» EXERCISE DIRECTIONS: Filter the entries below, keeping every line that has the word "użytkownika".

◇ ◇ ◇ ◇ ◇ ◇ ◇

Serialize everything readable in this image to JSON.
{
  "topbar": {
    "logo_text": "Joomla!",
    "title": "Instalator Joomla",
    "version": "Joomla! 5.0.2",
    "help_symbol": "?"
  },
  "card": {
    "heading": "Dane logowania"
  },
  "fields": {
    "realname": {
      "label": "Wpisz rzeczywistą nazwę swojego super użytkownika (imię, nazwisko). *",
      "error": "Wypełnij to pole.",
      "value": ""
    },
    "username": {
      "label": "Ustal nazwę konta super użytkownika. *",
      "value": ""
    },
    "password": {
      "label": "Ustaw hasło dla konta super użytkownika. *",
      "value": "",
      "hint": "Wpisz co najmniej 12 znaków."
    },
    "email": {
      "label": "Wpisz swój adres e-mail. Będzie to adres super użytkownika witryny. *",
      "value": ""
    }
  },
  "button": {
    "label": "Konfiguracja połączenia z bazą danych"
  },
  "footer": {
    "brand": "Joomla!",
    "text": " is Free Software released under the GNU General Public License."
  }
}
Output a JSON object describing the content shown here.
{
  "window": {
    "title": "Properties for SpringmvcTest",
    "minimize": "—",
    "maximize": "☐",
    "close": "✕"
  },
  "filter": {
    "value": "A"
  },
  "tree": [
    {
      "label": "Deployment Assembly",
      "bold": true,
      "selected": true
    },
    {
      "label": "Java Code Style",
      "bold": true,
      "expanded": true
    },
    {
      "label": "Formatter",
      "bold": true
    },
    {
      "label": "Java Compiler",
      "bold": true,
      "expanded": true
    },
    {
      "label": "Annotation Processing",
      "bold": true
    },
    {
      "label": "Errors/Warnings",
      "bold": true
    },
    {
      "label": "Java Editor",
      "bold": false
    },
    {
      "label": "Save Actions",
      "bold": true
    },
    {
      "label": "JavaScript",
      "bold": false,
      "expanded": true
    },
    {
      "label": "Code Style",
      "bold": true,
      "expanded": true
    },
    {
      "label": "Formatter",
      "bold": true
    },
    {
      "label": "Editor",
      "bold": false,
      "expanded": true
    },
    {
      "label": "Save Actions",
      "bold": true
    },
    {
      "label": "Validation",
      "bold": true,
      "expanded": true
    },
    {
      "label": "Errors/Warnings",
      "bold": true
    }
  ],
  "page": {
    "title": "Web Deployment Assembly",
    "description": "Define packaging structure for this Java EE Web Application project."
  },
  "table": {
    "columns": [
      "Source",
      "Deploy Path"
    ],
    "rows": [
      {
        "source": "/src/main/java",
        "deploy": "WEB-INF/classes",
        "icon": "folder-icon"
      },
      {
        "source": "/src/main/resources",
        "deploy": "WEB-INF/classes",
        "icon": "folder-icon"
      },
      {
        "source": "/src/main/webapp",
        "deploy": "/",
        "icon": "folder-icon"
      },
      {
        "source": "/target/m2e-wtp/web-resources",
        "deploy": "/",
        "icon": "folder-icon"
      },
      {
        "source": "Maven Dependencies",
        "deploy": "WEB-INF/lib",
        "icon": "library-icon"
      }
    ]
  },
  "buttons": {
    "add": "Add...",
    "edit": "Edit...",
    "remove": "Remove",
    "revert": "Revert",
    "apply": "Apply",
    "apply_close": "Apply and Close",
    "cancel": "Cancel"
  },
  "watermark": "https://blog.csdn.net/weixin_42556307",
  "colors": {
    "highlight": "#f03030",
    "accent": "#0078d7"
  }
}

◇ ◇ ◇ ◇ ◇ ◇ ◇

» OUTPUT:
      "label": "Wpisz rzeczywistą nazwę swojego super użytkownika (imię, nazwisko). *",
      "label": "Ustal nazwę konta super użytkownika. *",
      "label": "Ustaw hasło dla konta super użytkownika. *",
      "label": "Wpisz swój adres e-mail. Będzie to adres super użytkownika witryny. *",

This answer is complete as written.